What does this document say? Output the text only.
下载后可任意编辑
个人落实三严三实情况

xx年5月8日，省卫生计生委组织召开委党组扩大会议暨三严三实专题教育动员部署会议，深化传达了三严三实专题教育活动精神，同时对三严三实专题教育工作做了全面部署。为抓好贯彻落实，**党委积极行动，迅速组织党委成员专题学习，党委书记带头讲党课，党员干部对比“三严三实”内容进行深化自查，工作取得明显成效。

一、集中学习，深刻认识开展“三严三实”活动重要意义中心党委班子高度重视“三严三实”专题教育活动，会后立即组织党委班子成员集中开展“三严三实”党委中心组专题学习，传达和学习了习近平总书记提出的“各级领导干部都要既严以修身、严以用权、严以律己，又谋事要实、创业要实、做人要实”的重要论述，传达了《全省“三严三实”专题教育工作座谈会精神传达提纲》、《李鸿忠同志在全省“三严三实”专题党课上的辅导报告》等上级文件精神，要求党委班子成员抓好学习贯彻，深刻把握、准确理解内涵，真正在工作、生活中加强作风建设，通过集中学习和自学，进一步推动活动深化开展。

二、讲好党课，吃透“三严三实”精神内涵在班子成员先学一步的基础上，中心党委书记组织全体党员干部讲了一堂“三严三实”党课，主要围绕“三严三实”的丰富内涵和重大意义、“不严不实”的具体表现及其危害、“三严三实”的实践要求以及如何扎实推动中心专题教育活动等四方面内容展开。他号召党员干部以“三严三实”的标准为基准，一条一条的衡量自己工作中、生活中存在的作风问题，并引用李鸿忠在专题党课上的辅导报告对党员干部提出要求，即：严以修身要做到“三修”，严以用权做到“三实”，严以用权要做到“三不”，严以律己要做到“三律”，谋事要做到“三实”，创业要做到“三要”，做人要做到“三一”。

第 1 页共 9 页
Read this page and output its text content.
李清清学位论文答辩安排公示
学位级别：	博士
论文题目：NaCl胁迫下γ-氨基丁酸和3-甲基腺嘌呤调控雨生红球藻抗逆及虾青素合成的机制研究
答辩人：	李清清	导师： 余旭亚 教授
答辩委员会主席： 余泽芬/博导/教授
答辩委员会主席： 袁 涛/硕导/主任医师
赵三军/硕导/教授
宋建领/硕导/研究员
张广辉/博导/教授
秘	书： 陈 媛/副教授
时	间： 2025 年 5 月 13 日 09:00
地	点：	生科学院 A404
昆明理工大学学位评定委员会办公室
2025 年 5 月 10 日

● **Required task**
Say how many lines have the string "text" in them, offering no words beyond the number.

● **Written reply**
2